START Text for analysis

A "rogue" asteroid has been orbiting the Sun in the wrong direction for the last million years, narrowly avoiding collision with Jupiter, the biggest planet in our solar system.

This asteroid is known as 2015 BZ509 (and nicknamed Bee-Zed). It was discovered in January 2015. Although it has fascinated astronomers ever since, little is known about its origins to date. It is thought to be coming from the same place as Halley's comet, and it has a diameter of about three kilometres but scientists have yet to find out if it is an icy comet or a rocky asteroid.

However, it's most intriguing feature is that it is one of only 82 asteroids (out of the million or so known asteroids in the solar system) to travel around the Sun in a "retrograde" motion – in other words, clockwise.

It goes against the flow all other asteroids orbiting Jupiter.

In fact, Bee-Zed is the only asteroid in this solar system identified to have this opposite, retrograde orbit around the Sun while at the same time sharing a planet's orbital space – and risking colliding with all other asteroids in that space. It is thus known as a retrograde co-orbital asteroid.

END Text for analysis
START Dataset records

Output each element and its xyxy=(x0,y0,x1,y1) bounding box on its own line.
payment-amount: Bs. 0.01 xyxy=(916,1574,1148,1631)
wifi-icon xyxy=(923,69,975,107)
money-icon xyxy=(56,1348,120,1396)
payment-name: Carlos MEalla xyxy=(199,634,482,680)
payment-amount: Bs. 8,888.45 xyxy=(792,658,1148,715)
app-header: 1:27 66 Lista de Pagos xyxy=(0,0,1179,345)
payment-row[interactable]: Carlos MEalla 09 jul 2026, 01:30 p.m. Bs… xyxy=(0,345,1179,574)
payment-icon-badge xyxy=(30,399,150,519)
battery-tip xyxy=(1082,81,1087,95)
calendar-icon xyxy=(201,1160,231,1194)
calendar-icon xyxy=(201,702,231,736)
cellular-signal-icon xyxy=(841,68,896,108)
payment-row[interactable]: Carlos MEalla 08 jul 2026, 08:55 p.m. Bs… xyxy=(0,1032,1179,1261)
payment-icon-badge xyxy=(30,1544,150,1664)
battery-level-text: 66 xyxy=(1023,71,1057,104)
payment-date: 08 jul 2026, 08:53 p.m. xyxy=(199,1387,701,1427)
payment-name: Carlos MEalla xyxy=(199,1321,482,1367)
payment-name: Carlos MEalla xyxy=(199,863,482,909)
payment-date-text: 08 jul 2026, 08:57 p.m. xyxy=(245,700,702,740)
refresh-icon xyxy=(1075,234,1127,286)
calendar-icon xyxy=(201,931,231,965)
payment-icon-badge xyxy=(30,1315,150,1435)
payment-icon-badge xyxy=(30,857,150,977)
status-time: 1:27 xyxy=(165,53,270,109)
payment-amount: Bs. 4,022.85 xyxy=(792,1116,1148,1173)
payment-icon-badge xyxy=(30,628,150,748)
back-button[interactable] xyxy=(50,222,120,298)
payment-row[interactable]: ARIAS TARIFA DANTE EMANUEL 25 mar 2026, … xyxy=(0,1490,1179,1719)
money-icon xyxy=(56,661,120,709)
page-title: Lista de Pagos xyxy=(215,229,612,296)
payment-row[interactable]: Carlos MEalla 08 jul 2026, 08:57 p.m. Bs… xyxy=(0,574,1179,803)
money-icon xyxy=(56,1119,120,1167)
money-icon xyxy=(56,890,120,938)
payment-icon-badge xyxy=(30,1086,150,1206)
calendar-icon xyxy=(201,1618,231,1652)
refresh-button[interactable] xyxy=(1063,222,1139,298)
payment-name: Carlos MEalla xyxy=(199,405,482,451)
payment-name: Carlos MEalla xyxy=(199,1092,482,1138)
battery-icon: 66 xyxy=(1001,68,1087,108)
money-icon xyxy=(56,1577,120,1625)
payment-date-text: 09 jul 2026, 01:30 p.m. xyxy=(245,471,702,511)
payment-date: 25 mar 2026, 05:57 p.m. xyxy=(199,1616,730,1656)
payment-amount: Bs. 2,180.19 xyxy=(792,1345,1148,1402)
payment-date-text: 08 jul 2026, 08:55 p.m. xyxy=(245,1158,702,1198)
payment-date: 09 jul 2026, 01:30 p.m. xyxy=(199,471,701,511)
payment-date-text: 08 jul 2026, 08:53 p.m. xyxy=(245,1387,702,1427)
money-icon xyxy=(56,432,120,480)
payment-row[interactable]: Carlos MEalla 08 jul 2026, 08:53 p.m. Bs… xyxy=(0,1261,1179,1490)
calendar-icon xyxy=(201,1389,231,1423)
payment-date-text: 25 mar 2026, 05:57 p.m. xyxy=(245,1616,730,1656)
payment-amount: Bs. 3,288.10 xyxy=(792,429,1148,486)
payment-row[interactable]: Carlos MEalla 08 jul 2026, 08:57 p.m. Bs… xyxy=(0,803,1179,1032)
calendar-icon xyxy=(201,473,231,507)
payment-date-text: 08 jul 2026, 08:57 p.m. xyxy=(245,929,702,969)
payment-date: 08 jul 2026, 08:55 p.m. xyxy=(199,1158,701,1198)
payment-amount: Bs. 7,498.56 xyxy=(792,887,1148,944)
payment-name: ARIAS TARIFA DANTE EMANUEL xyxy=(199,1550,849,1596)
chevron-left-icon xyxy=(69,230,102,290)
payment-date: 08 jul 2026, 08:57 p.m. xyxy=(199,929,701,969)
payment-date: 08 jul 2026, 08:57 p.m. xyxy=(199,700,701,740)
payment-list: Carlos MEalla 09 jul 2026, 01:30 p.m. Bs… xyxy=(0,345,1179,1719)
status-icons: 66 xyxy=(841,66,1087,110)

END Dataset records

[Assignment 1]
Answer these questions using the passage about 2015 BZ509.
(a) In what month and year was the asteroid discovered?
(b) How many asteroids does the passage say travel around the Sun in a retrograde motion?
(c) What is the asteroid called because its retrograde orbit shares a planet's orbital space?
[Assignment 2] Summarize the passage about 2015 BZ509 in two sentences.
[Assignment 3] List every solar system body, other than 2015 BZ509, that the passage about 2015 BZ509 names.

[Exercise output 1]
(a) January 2015
(b) 82
(c) A retrograde co-orbital asteroid

[Exercise output 2] The asteroid 2015 BZ509, nicknamed Bee-Zed and discovered in January 2015, has been orbiting the Sun in the wrong direction for the last million years, narrowly avoiding collision with Jupiter. It is one of only 82 known asteroids with a retrograde orbit, and it is the only one identified that also shares a planet's orbital space, which makes it a retrograde co-orbital asteroid.

[Exercise output 3]
- The Sun
- Jupiter
- Halley's comet